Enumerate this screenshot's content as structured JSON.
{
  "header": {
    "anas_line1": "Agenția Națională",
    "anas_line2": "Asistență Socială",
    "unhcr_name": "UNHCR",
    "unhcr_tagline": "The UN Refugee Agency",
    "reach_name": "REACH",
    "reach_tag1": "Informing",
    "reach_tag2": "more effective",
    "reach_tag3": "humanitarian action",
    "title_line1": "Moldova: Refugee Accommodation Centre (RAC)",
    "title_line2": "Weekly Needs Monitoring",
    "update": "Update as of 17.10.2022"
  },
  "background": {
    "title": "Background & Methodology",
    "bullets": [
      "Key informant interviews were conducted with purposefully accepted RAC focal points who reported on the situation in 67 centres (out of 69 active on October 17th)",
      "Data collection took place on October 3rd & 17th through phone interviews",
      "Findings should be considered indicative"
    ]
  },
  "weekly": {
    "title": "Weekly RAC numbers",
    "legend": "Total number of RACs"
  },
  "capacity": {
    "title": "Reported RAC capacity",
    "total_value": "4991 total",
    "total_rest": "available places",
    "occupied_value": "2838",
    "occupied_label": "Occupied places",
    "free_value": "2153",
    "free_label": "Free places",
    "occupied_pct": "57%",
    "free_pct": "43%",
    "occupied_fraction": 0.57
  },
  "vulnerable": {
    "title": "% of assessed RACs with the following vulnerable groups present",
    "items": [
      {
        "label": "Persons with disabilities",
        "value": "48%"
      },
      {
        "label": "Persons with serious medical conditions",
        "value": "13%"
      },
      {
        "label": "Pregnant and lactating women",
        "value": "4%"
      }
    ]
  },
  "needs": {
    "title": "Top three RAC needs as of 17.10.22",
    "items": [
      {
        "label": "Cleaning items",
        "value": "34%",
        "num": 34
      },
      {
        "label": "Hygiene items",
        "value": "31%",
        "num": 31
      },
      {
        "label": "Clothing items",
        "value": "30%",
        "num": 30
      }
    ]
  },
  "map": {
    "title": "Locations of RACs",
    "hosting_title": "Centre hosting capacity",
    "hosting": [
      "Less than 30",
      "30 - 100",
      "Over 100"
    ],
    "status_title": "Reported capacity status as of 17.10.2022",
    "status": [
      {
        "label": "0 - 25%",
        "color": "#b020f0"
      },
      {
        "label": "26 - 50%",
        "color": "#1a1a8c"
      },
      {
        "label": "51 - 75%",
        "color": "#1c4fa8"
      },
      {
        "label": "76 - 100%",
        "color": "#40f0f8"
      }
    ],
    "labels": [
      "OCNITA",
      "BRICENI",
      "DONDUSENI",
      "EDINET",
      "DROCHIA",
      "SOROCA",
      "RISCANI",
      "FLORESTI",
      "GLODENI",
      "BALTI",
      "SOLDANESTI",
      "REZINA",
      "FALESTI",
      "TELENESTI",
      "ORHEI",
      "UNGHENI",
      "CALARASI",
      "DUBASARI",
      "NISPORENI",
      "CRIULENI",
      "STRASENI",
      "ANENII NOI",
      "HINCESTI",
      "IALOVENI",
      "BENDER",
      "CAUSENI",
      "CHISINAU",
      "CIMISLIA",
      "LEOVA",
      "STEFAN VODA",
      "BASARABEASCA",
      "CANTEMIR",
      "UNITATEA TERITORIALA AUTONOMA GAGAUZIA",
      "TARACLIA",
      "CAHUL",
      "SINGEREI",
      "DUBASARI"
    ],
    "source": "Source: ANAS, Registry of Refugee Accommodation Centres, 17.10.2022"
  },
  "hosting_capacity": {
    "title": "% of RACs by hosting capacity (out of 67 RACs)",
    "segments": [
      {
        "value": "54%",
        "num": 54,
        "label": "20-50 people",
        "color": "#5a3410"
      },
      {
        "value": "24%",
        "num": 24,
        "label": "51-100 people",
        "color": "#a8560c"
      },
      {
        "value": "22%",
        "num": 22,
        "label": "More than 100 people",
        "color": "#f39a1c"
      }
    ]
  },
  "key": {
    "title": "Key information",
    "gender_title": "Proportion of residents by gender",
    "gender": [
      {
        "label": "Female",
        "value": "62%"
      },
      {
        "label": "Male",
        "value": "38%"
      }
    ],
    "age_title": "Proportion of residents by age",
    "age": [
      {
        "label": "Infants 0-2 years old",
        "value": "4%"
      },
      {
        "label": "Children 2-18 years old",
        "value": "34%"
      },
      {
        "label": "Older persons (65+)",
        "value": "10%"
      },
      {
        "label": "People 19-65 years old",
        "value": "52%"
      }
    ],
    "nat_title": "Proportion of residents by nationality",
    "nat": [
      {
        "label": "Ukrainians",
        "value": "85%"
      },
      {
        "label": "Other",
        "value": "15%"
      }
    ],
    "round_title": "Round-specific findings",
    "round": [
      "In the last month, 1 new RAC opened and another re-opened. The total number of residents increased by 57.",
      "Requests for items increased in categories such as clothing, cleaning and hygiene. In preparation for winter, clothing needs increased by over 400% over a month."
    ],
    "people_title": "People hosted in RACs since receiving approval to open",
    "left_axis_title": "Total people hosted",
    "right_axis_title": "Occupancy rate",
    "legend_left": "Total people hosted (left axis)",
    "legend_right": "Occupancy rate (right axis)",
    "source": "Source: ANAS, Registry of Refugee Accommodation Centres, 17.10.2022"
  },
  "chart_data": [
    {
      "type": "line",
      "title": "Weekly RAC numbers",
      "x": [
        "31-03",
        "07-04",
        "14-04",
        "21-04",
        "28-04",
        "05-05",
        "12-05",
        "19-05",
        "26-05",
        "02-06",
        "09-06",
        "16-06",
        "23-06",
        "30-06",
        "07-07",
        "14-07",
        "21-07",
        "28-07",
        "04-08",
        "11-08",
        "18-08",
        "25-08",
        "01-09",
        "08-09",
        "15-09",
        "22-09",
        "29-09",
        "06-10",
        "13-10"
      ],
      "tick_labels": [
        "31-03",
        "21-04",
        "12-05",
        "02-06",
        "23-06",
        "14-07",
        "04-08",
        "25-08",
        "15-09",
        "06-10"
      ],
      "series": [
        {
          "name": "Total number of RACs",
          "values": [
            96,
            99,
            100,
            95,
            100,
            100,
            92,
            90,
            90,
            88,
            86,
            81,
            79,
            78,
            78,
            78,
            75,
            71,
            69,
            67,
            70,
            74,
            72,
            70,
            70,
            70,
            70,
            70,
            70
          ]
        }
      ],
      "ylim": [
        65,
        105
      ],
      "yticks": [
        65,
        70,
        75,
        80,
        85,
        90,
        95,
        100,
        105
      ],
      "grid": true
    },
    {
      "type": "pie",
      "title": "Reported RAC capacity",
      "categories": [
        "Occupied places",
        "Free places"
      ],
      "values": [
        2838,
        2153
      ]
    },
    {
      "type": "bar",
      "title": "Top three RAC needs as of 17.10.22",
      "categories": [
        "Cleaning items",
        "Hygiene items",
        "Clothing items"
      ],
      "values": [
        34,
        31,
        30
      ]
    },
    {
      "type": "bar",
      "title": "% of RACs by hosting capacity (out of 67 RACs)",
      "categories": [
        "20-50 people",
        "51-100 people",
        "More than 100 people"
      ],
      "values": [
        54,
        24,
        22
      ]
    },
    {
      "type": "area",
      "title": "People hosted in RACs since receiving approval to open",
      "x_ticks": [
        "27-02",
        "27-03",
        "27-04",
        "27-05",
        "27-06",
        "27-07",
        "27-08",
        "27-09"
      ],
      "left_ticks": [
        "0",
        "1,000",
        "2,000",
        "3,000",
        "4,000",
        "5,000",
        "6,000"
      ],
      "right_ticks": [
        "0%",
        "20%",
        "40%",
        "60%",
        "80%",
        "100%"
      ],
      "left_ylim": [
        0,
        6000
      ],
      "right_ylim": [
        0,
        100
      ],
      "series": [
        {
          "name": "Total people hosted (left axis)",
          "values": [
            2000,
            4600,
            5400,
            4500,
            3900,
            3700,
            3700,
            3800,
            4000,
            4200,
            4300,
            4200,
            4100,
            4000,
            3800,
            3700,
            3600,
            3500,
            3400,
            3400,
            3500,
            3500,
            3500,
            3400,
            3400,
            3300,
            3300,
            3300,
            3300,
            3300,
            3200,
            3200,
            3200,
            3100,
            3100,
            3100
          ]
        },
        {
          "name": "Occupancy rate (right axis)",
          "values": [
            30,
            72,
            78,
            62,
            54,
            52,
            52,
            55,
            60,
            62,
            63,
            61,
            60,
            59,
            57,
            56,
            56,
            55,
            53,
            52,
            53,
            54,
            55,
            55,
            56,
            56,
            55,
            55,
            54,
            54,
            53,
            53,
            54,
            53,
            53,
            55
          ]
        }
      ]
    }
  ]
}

Task goal ▸ Identify lines with the string "items". Copy each one.

Final result ▸
    "items": [
    "items": [
        "label": "Cleaning items",
        "label": "Hygiene items",
        "label": "Clothing items",
      "Requests for items increased in categories such as clothing, cleaning and hygiene. In preparation for winter, clothing needs increased by over 400% over a month."
        "Cleaning items",
        "Hygiene items",
        "Clothing items"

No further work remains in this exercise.